» **Task to carry out**: Pictures within the data are to be left out; everything else must be reproduced exactly.
------------------------------------
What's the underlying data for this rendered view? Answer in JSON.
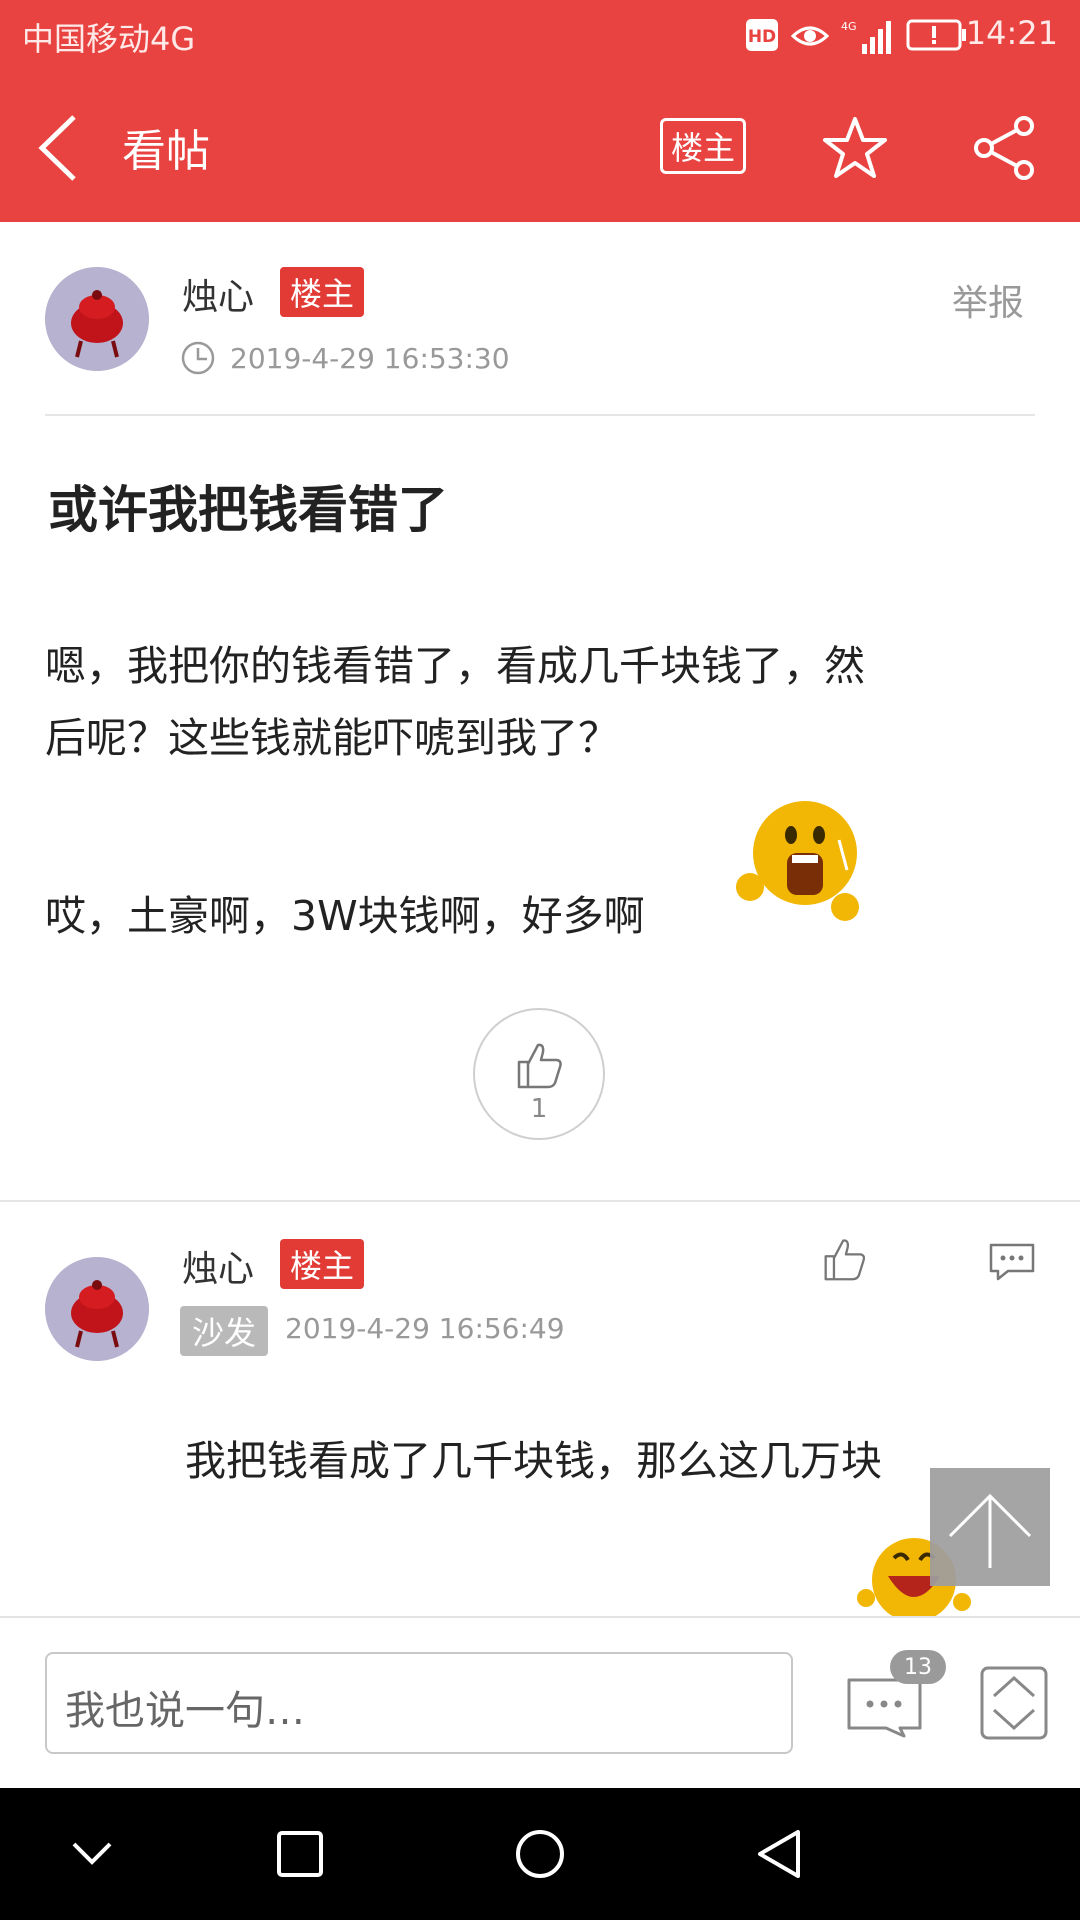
{
  "status_bar": {
    "carrier": "中国移动4G",
    "time": "14:21",
    "hd_label": "HD",
    "network_label": "4G",
    "icons": [
      "hd-icon",
      "eye-icon",
      "signal-icon",
      "battery-icon"
    ]
  },
  "header": {
    "title": "看帖",
    "owner_button": "楼主",
    "icons": [
      "back-icon",
      "star-icon",
      "share-icon"
    ]
  },
  "post": {
    "author": "烛心",
    "author_badge": "楼主",
    "timestamp": "2019-4-29 16:53:30",
    "report": "举报",
    "title": "或许我把钱看错了",
    "paragraph1_line1": "嗯，我把你的钱看错了，看成几千块钱了，然",
    "paragraph1_line2": "后呢？这些钱就能吓唬到我了？",
    "paragraph2": "哎，土豪啊，3W块钱啊，好多啊",
    "like_count": "1"
  },
  "reply": {
    "author": "烛心",
    "author_badge": "楼主",
    "floor_label": "沙发",
    "timestamp": "2019-4-29 16:56:49",
    "text_line1": "我把钱看成了几千块钱，那么这几万块"
  },
  "bottom_bar": {
    "input_placeholder": "我也说一句…",
    "comment_count": "13"
  },
  "colors": {
    "brand_red": "#e84340",
    "badge_red": "#e23a35",
    "gray_text": "#999999"
  }
}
------------------------------------
» **Answer to the exercise**:
What's the underlying data for this rendered view? Answer in JSON.
{
  "status_bar": {
    "carrier": "中国移动4G",
    "time": "14:21",
    "hd_label": "HD",
    "network_label": "4G",
    "icons": [
      "hd-icon",
      "eye-icon",
      "signal-icon",
      "battery-icon"
    ]
  },
  "header": {
    "title": "看帖",
    "owner_button": "楼主",
    "icons": [
      "back-icon",
      "star-icon",
      "share-icon"
    ]
  },
  "post": {
    "author": "烛心",
    "author_badge": "楼主",
    "timestamp": "2019-4-29 16:53:30",
    "report": "举报",
    "title": "或许我把钱看错了",
    "paragraph1_line1": "嗯，我把你的钱看错了，看成几千块钱了，然",
    "paragraph1_line2": "后呢？这些钱就能吓唬到我了？",
    "paragraph2": "哎，土豪啊，3W块钱啊，好多啊",
    "like_count": "1"
  },
  "reply": {
    "author": "烛心",
    "author_badge": "楼主",
    "floor_label": "沙发",
    "timestamp": "2019-4-29 16:56:49",
    "text_line1": "我把钱看成了几千块钱，那么这几万块"
  },
  "bottom_bar": {
    "input_placeholder": "我也说一句…",
    "comment_count": "13"
  },
  "colors": {
    "brand_red": "#e84340",
    "badge_red": "#e23a35",
    "gray_text": "#999999"
  }
}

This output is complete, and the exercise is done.